Restate each of the lines below word for word and drop every picture.

Data items
[Begin]

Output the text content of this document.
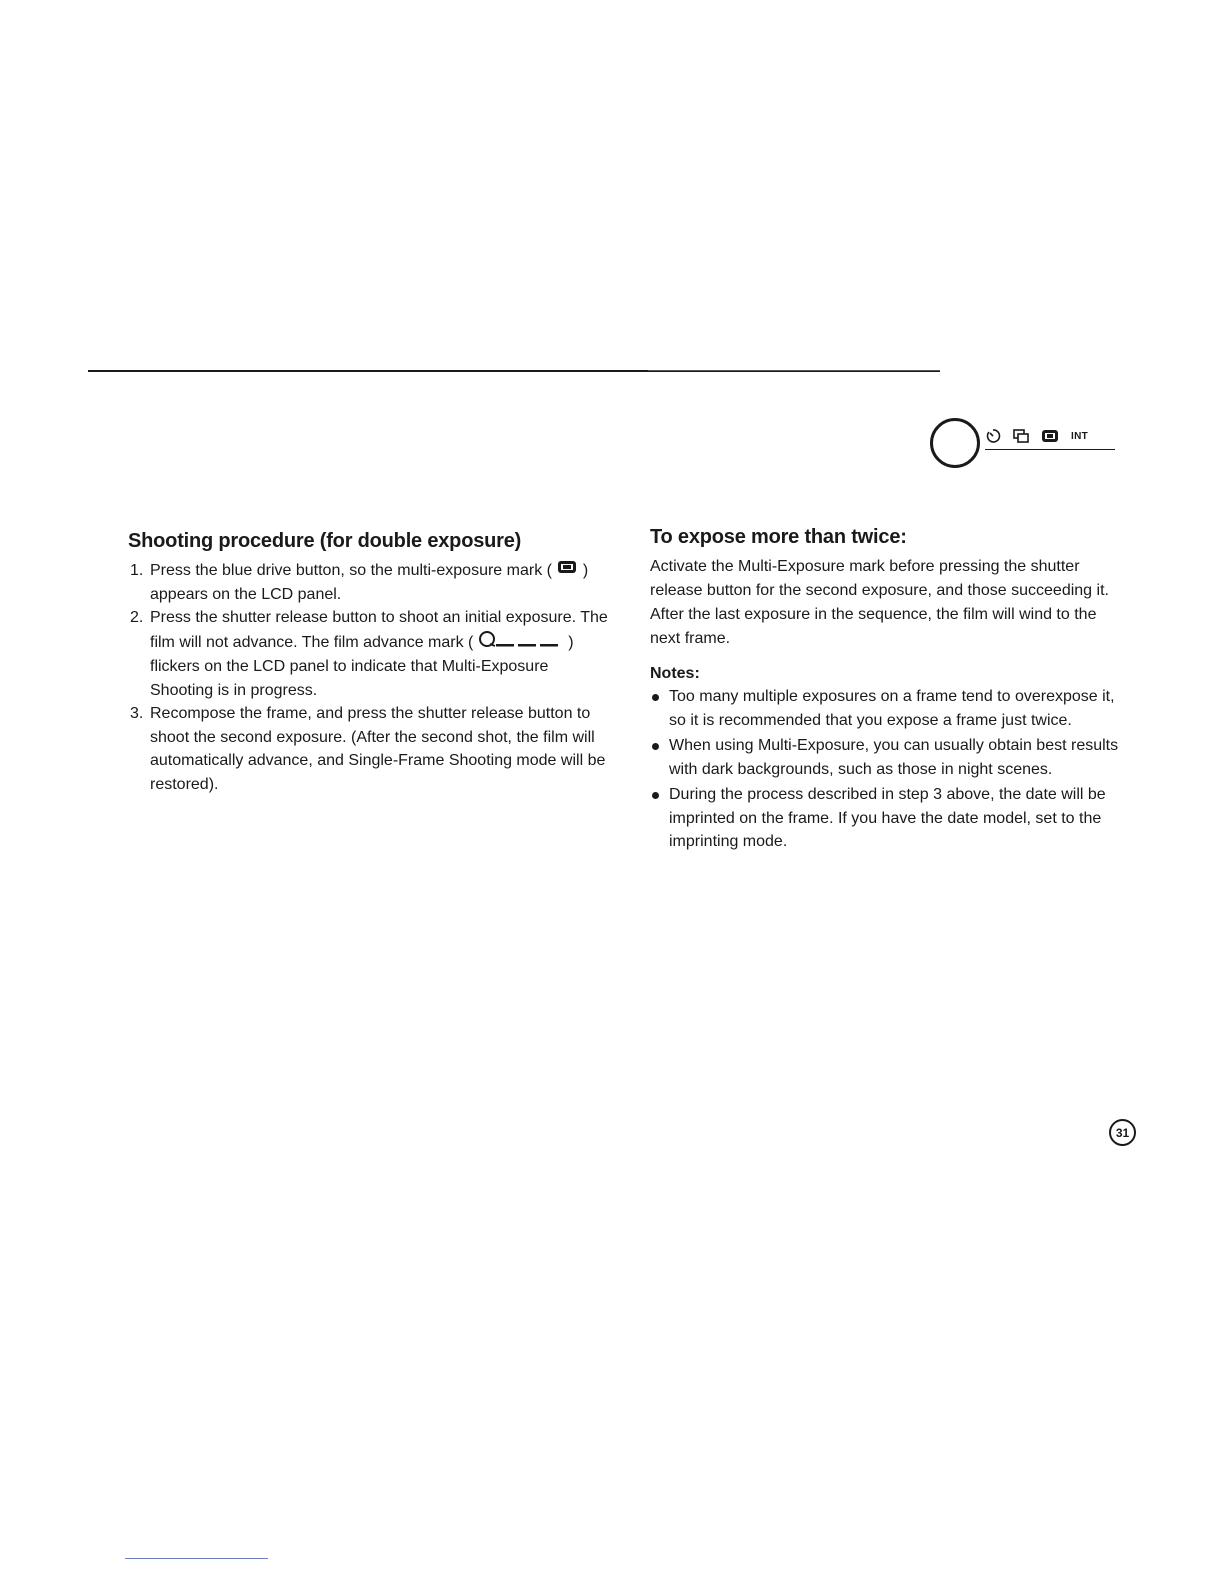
INT
Shooting procedure (for double exposure)
1. Press the blue drive button, so the multi-exposure mark ( ) appears on the LCD panel.
2. Press the shutter release button to shoot an initial exposure. The film will not advance. The film advance mark (	) flickers on the LCD panel to indicate that Multi-Exposure Shooting is in progress.
3. Recompose the frame, and press the shutter release button to shoot the second exposure. (After the second shot, the film will automatically advance, and Single-Frame Shooting mode will be restored).
To expose more than twice:

Activate the Multi-Exposure mark before pressing the shutter release button for the second exposure, and those succeeding it. After the last exposure in the sequence, the film will wind to the next frame.

Notes:
Too many multiple exposures on a frame tend to overexpose it, so it is recommended that you expose a frame just twice.
When using Multi-Exposure, you can usually obtain best results with dark backgrounds, such as those in night scenes.
During the process described in step 3 above, the date will be imprinted on the frame. If you have the date model, set to the imprinting mode.
31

[End]

## FINAL RESULT
Output the text content of this document.
INT
Shooting procedure (for double exposure)
1. Press the blue drive button, so the multi-exposure mark ( ) appears on the LCD panel.
2. Press the shutter release button to shoot an initial exposure. The film will not advance. The film advance mark (	) flickers on the LCD panel to indicate that Multi-Exposure Shooting is in progress.
3. Recompose the frame, and press the shutter release button to shoot the second exposure. (After the second shot, the film will automatically advance, and Single-Frame Shooting mode will be restored).
To expose more than twice:

Activate the Multi-Exposure mark before pressing the shutter release button for the second exposure, and those succeeding it. After the last exposure in the sequence, the film will wind to the next frame.

Notes:
Too many multiple exposures on a frame tend to overexpose it, so it is recommended that you expose a frame just twice.
When using Multi-Exposure, you can usually obtain best results with dark backgrounds, such as those in night scenes.
During the process described in step 3 above, the date will be imprinted on the frame. If you have the date model, set to the imprinting mode.
31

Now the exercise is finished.